* _What is needed_
In the essay on employee appearance and skills, what does a startup company generally focus on?

* _Page extract_
<<<<

Firstly, well-dressed employee can bring the discipline paradigm in the firm but it's unnecessary. To be dressed accordingly to their need can create an enjoyable, and hence convenient environment to perform their jobs at their bests. Moreover, it leaves a good impact and hence, inspire workers to prove their mantle on everyday job rather than focusing on being dressed smartly. Secondly, employee showing quality work and applying the skills on the job can bring the organisation to its highest growing pace rather than maintaining a good life-style in the staff can do. For example, a startup company generally focuses on the quality, skills and desire of an individual which could further helps the firm to achieve maximum of its achievement in the rising time.

On the other hand, discipline and life-style plays a vital role in the growth and healthy environment in the firm. But, it is not the only thing that could lead any organisation to its highest point. Although, companies should reward the employees on weekly basis for their performance as well as maintaining a discipline and good lifestyle in the corporation.

In conclusion, an appearance of the employees is prominent for their job-career if the skills are considered as the most useful to boost the performance of the organisation.

>>>>

* _Source data_
<<<<

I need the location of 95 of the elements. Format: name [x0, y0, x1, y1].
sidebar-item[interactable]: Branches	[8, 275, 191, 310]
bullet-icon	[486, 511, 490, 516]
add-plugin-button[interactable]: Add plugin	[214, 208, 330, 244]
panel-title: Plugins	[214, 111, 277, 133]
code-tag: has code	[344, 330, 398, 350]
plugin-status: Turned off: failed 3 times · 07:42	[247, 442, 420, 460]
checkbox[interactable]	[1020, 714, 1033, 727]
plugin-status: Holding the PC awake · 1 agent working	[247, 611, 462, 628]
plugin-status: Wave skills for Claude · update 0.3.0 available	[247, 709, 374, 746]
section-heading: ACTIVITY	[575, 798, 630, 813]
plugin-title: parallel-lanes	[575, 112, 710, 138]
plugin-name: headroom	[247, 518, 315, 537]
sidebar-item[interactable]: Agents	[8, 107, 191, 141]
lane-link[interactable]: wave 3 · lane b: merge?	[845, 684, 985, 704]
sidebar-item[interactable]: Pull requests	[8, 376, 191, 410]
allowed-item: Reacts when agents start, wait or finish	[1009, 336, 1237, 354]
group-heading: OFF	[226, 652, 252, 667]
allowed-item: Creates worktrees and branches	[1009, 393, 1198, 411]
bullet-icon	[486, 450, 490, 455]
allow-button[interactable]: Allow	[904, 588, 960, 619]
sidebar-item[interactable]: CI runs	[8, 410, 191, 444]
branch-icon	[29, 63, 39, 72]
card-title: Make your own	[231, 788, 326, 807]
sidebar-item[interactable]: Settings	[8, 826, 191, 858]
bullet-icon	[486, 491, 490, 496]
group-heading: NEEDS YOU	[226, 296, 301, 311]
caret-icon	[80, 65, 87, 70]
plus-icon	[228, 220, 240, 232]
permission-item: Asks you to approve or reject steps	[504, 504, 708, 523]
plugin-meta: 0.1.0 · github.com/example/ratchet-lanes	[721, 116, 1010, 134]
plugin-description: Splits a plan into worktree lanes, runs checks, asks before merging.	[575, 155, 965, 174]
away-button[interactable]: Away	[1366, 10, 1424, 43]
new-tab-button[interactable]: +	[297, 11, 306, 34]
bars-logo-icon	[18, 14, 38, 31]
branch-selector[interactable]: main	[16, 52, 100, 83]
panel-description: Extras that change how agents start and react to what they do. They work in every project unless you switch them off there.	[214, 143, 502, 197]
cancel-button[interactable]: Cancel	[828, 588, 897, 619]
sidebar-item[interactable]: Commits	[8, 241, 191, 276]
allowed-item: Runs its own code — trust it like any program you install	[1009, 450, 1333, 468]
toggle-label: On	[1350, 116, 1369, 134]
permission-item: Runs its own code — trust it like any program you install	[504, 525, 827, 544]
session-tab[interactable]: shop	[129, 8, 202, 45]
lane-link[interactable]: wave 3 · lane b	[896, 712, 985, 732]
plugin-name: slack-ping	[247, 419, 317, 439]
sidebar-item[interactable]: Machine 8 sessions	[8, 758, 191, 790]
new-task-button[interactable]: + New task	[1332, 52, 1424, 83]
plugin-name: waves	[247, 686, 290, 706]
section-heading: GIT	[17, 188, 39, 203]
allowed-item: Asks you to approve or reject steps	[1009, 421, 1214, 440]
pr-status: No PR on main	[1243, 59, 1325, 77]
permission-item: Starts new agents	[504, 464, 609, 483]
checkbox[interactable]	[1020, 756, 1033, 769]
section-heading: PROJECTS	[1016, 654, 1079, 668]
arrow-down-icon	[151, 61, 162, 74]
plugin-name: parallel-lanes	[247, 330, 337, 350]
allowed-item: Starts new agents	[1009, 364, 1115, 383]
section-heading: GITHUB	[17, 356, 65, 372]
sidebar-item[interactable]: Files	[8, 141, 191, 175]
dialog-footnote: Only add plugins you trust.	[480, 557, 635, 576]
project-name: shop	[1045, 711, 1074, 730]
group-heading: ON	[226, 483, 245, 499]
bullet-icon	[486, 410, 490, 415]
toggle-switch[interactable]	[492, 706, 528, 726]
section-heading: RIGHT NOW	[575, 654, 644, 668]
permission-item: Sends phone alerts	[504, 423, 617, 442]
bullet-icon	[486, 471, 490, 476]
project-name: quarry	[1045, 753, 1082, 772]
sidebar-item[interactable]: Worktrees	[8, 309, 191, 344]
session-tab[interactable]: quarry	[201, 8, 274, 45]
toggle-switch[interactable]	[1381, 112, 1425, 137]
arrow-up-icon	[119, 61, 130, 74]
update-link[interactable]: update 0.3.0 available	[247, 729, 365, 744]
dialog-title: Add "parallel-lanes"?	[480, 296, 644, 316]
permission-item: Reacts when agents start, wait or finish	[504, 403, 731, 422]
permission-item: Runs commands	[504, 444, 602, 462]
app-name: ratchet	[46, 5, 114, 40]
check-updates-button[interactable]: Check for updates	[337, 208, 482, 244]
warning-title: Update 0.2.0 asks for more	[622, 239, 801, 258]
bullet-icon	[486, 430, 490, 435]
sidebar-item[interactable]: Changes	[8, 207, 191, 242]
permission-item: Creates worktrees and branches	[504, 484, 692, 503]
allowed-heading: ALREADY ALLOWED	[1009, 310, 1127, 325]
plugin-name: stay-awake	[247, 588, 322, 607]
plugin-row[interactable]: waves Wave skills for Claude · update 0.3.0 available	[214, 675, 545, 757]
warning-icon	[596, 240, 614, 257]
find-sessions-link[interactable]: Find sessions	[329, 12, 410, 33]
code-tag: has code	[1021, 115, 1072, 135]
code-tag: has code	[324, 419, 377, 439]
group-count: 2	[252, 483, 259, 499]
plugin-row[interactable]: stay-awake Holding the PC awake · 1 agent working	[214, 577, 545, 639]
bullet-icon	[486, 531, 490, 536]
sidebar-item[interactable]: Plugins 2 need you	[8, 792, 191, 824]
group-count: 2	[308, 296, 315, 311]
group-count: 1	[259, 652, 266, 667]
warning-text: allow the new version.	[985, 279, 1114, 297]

>>>>

* _Exercise output_
A startup company generally focuses on the quality, skills and desire of an individual.